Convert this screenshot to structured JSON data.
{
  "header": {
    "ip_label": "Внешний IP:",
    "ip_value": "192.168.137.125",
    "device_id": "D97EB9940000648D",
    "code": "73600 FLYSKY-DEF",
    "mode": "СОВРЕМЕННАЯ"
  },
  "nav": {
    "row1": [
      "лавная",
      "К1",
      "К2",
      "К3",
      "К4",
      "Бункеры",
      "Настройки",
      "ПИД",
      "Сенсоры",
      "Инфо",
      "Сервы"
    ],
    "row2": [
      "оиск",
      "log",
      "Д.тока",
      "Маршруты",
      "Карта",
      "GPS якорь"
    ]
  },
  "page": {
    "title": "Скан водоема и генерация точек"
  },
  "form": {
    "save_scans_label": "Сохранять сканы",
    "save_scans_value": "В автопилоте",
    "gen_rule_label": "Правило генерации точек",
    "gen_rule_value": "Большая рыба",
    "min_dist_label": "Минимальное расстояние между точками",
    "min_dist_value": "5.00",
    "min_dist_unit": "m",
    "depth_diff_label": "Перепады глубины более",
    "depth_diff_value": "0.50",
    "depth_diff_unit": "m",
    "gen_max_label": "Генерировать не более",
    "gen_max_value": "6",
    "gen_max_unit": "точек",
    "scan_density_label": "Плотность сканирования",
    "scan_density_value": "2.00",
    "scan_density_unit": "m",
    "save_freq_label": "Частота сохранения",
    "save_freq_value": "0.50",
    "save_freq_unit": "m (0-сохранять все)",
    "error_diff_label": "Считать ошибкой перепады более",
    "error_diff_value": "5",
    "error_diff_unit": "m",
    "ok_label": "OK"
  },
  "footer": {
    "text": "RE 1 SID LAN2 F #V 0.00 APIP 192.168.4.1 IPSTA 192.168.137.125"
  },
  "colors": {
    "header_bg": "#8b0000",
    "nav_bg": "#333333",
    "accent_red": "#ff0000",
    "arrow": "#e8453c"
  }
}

Stated task: Write out the listing once more, matching it exactly.

Solved problem:
Convert this screenshot to structured JSON data.
{
  "header": {
    "ip_label": "Внешний IP:",
    "ip_value": "192.168.137.125",
    "device_id": "D97EB9940000648D",
    "code": "73600 FLYSKY-DEF",
    "mode": "СОВРЕМЕННАЯ"
  },
  "nav": {
    "row1": [
      "лавная",
      "К1",
      "К2",
      "К3",
      "К4",
      "Бункеры",
      "Настройки",
      "ПИД",
      "Сенсоры",
      "Инфо",
      "Сервы"
    ],
    "row2": [
      "оиск",
      "log",
      "Д.тока",
      "Маршруты",
      "Карта",
      "GPS якорь"
    ]
  },
  "page": {
    "title": "Скан водоема и генерация точек"
  },
  "form": {
    "save_scans_label": "Сохранять сканы",
    "save_scans_value": "В автопилоте",
    "gen_rule_label": "Правило генерации точек",
    "gen_rule_value": "Большая рыба",
    "min_dist_label": "Минимальное расстояние между точками",
    "min_dist_value": "5.00",
    "min_dist_unit": "m",
    "depth_diff_label": "Перепады глубины более",
    "depth_diff_value": "0.50",
    "depth_diff_unit": "m",
    "gen_max_label": "Генерировать не более",
    "gen_max_value": "6",
    "gen_max_unit": "точек",
    "scan_density_label": "Плотность сканирования",
    "scan_density_value": "2.00",
    "scan_density_unit": "m",
    "save_freq_label": "Частота сохранения",
    "save_freq_value": "0.50",
    "save_freq_unit": "m (0-сохранять все)",
    "error_diff_label": "Считать ошибкой перепады более",
    "error_diff_value": "5",
    "error_diff_unit": "m",
    "ok_label": "OK"
  },
  "footer": {
    "text": "RE 1 SID LAN2 F #V 0.00 APIP 192.168.4.1 IPSTA 192.168.137.125"
  },
  "colors": {
    "header_bg": "#8b0000",
    "nav_bg": "#333333",
    "accent_red": "#ff0000",
    "arrow": "#e8453c"
  }
}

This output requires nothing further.